— Begin Available records —
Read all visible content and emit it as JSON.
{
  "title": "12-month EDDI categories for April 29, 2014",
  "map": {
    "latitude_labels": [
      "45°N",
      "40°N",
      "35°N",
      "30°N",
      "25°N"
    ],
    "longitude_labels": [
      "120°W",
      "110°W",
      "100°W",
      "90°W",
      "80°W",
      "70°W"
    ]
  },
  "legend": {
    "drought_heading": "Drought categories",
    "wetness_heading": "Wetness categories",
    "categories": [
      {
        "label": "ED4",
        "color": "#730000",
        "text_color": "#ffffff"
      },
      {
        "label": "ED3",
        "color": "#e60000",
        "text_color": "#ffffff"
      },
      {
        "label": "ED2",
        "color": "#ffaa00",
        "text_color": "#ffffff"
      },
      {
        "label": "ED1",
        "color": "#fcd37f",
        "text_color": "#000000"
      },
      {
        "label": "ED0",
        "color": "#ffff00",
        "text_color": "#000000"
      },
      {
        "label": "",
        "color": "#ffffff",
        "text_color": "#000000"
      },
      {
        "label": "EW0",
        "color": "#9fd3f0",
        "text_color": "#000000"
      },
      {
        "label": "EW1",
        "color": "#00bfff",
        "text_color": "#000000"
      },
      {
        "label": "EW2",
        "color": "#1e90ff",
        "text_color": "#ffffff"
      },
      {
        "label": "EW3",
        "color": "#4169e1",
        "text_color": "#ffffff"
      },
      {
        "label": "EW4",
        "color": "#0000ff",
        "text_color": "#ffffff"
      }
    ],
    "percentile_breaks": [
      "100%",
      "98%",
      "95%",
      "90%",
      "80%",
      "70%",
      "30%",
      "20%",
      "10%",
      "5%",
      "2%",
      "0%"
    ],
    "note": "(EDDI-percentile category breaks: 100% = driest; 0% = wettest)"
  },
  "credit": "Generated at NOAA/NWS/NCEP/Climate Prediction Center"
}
— End Available records —
Stated problem:
Which lines include the word "EDDI"? List them all.

Written solution:
  "title": "12-month EDDI categories for April 29, 2014",
    "note": "(EDDI-percentile category breaks: 100% = driest; 0% = wettest)"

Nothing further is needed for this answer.